Your assignment:
Output every line of the material exactly, omitting images.

Material to process:
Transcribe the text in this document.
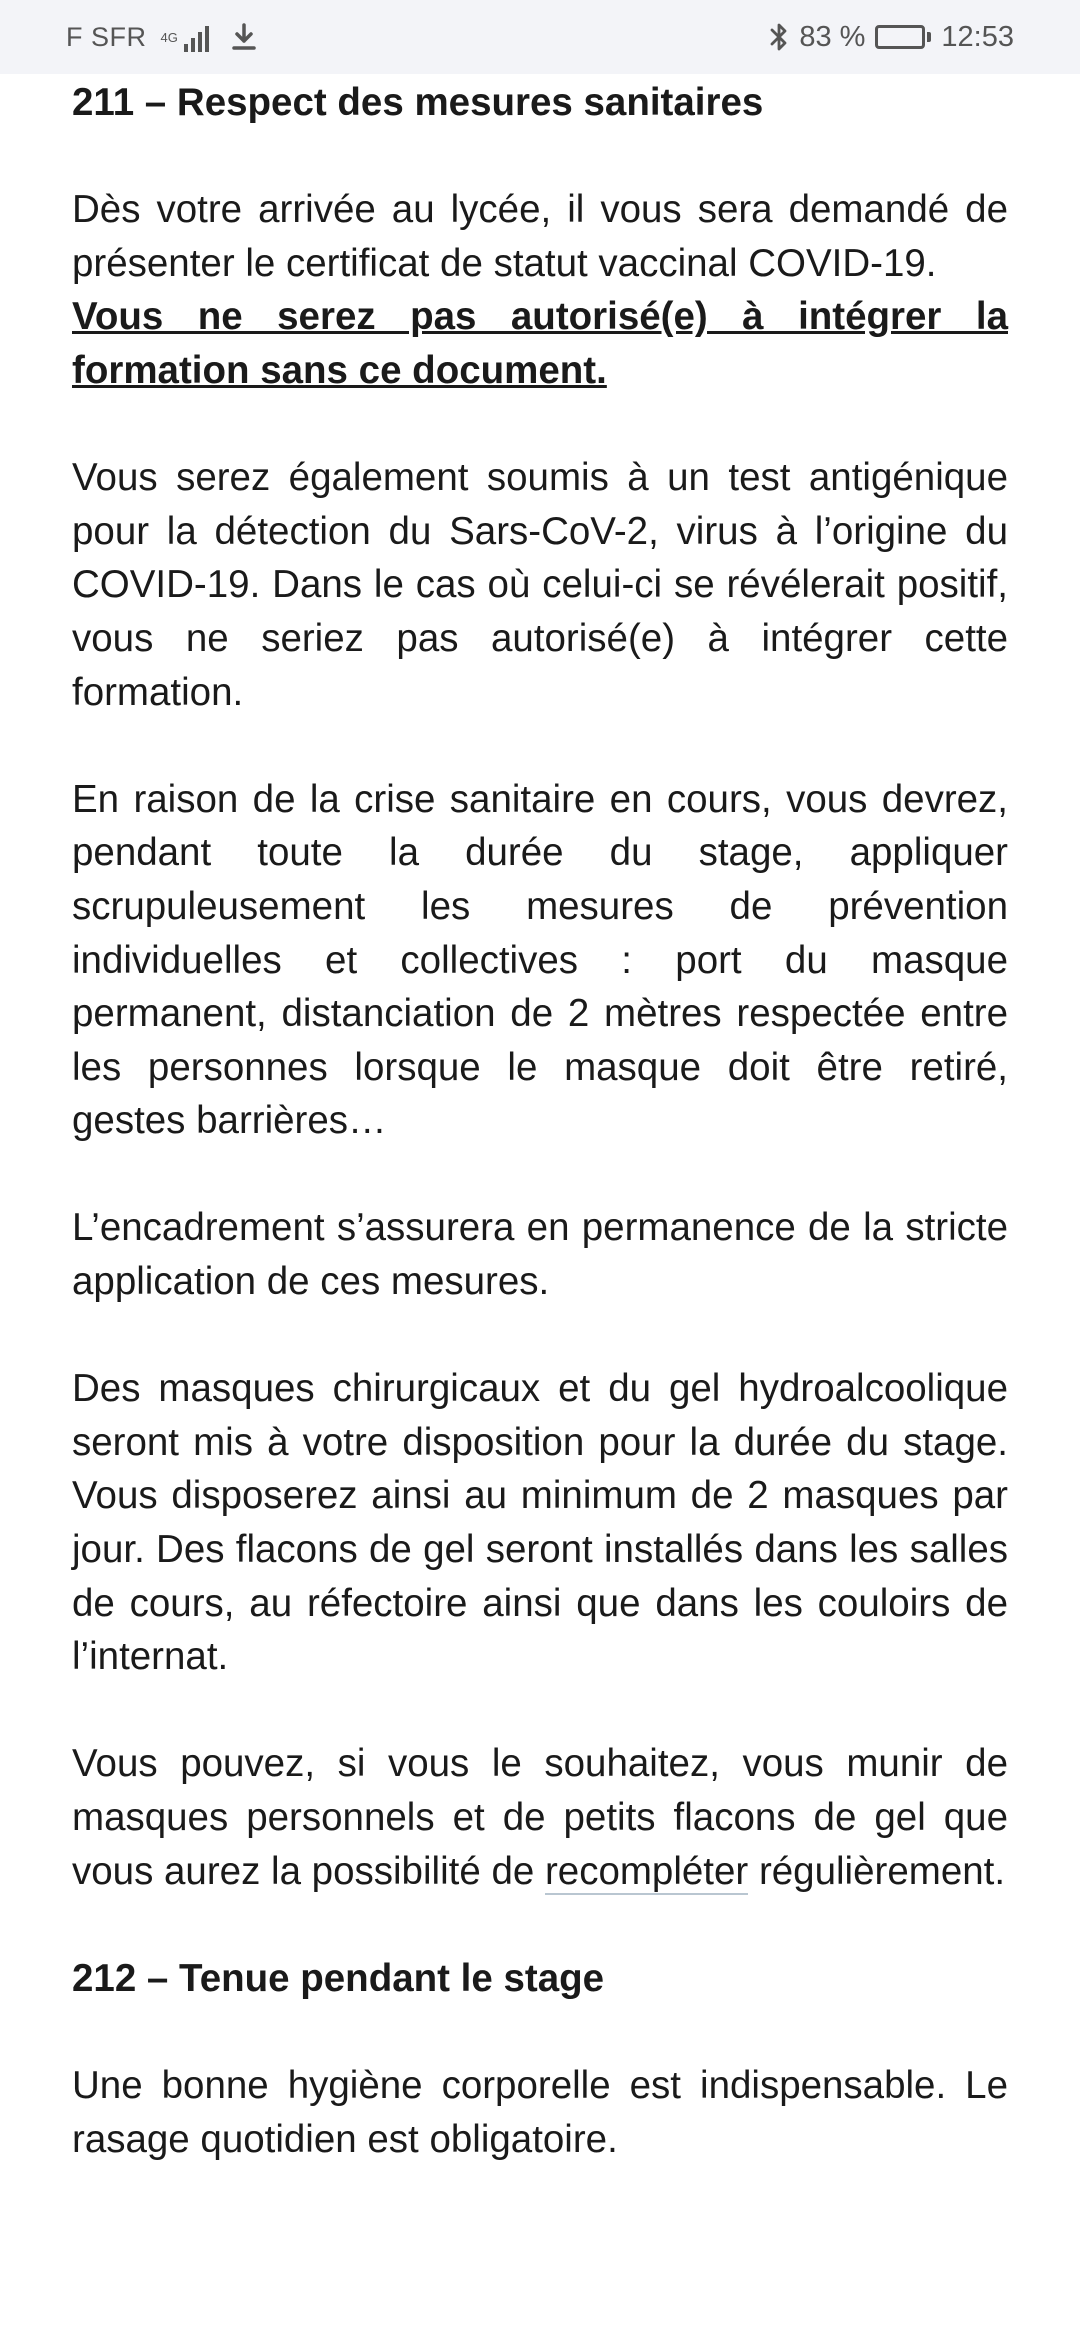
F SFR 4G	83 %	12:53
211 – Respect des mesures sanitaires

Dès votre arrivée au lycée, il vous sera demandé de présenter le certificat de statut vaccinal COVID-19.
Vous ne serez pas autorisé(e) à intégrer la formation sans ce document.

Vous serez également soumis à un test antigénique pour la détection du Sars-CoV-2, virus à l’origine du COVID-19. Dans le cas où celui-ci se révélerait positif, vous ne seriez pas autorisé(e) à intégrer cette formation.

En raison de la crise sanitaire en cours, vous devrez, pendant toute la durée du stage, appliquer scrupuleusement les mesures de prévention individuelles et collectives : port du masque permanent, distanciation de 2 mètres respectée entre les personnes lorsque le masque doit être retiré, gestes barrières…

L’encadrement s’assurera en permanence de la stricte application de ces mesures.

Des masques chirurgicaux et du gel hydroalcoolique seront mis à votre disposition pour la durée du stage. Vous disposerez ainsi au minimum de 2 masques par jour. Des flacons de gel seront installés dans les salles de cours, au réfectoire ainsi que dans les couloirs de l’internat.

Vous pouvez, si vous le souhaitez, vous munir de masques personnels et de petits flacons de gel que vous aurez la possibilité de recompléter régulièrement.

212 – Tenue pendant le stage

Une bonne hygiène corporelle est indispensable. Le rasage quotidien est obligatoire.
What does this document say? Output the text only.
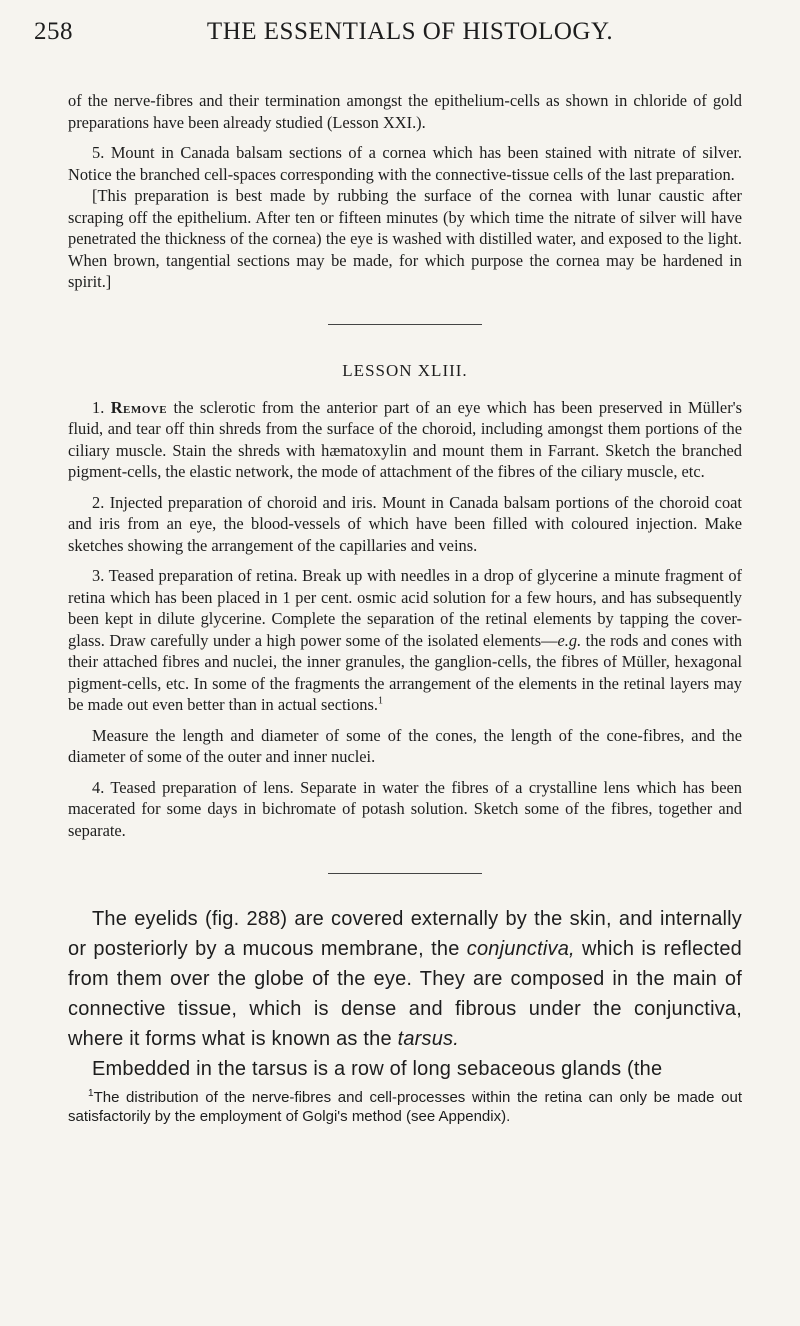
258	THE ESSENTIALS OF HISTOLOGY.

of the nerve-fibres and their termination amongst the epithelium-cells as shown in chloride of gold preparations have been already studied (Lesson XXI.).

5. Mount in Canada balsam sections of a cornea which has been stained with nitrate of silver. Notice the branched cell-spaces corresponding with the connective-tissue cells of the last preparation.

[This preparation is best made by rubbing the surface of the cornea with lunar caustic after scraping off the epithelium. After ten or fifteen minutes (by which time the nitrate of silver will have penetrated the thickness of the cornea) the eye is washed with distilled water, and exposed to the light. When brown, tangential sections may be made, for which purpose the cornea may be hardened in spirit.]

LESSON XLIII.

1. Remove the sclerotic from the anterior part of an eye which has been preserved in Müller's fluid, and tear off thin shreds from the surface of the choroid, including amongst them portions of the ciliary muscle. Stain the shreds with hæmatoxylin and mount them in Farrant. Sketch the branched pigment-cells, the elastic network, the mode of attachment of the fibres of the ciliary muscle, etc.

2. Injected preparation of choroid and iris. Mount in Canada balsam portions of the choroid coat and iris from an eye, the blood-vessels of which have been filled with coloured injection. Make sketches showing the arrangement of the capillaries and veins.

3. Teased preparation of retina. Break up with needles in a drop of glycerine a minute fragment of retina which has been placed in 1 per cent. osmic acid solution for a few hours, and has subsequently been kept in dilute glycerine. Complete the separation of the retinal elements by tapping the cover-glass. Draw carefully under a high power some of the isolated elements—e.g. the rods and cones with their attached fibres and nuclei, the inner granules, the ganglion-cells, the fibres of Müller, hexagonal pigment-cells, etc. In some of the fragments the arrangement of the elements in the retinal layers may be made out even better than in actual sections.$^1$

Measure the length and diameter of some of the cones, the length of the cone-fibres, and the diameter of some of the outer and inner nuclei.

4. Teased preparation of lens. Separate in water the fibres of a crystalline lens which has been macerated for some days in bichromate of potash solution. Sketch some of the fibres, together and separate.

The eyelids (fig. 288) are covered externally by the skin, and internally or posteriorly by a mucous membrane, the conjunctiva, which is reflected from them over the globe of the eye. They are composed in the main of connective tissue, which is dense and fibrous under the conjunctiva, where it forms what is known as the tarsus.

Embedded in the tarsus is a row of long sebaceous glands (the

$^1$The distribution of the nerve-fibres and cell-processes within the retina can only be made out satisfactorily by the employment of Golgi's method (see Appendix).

Result of the task:
Transcribe the text in this document.
F SFR 4G	83 %	12:53
211 – Respect des mesures sanitaires

Dès votre arrivée au lycée, il vous sera demandé de présenter le certificat de statut vaccinal COVID-19.
Vous ne serez pas autorisé(e) à intégrer la formation sans ce document.

Vous serez également soumis à un test antigénique pour la détection du Sars-CoV-2, virus à l’origine du COVID-19. Dans le cas où celui-ci se révélerait positif, vous ne seriez pas autorisé(e) à intégrer cette formation.

En raison de la crise sanitaire en cours, vous devrez, pendant toute la durée du stage, appliquer scrupuleusement les mesures de prévention individuelles et collectives : port du masque permanent, distanciation de 2 mètres respectée entre les personnes lorsque le masque doit être retiré, gestes barrières…

L’encadrement s’assurera en permanence de la stricte application de ces mesures.

Des masques chirurgicaux et du gel hydroalcoolique seront mis à votre disposition pour la durée du stage. Vous disposerez ainsi au minimum de 2 masques par jour. Des flacons de gel seront installés dans les salles de cours, au réfectoire ainsi que dans les couloirs de l’internat.

Vous pouvez, si vous le souhaitez, vous munir de masques personnels et de petits flacons de gel que vous aurez la possibilité de recompléter régulièrement.

212 – Tenue pendant le stage

Une bonne hygiène corporelle est indispensable. Le rasage quotidien est obligatoire.
What does this document say? Output the text only.
258	THE ESSENTIALS OF HISTOLOGY.

of the nerve-fibres and their termination amongst the epithelium-cells as shown in chloride of gold preparations have been already studied (Lesson XXI.).

5. Mount in Canada balsam sections of a cornea which has been stained with nitrate of silver. Notice the branched cell-spaces corresponding with the connective-tissue cells of the last preparation.

[This preparation is best made by rubbing the surface of the cornea with lunar caustic after scraping off the epithelium. After ten or fifteen minutes (by which time the nitrate of silver will have penetrated the thickness of the cornea) the eye is washed with distilled water, and exposed to the light. When brown, tangential sections may be made, for which purpose the cornea may be hardened in spirit.]

LESSON XLIII.

1. Remove the sclerotic from the anterior part of an eye which has been preserved in Müller's fluid, and tear off thin shreds from the surface of the choroid, including amongst them portions of the ciliary muscle. Stain the shreds with hæmatoxylin and mount them in Farrant. Sketch the branched pigment-cells, the elastic network, the mode of attachment of the fibres of the ciliary muscle, etc.

2. Injected preparation of choroid and iris. Mount in Canada balsam portions of the choroid coat and iris from an eye, the blood-vessels of which have been filled with coloured injection. Make sketches showing the arrangement of the capillaries and veins.

3. Teased preparation of retina. Break up with needles in a drop of glycerine a minute fragment of retina which has been placed in 1 per cent. osmic acid solution for a few hours, and has subsequently been kept in dilute glycerine. Complete the separation of the retinal elements by tapping the cover-glass. Draw carefully under a high power some of the isolated elements—e.g. the rods and cones with their attached fibres and nuclei, the inner granules, the ganglion-cells, the fibres of Müller, hexagonal pigment-cells, etc. In some of the fragments the arrangement of the elements in the retinal layers may be made out even better than in actual sections.$^1$

Measure the length and diameter of some of the cones, the length of the cone-fibres, and the diameter of some of the outer and inner nuclei.

4. Teased preparation of lens. Separate in water the fibres of a crystalline lens which has been macerated for some days in bichromate of potash solution. Sketch some of the fibres, together and separate.

The eyelids (fig. 288) are covered externally by the skin, and internally or posteriorly by a mucous membrane, the conjunctiva, which is reflected from them over the globe of the eye. They are composed in the main of connective tissue, which is dense and fibrous under the conjunctiva, where it forms what is known as the tarsus.

Embedded in the tarsus is a row of long sebaceous glands (the

$^1$The distribution of the nerve-fibres and cell-processes within the retina can only be made out satisfactorily by the employment of Golgi's method (see Appendix).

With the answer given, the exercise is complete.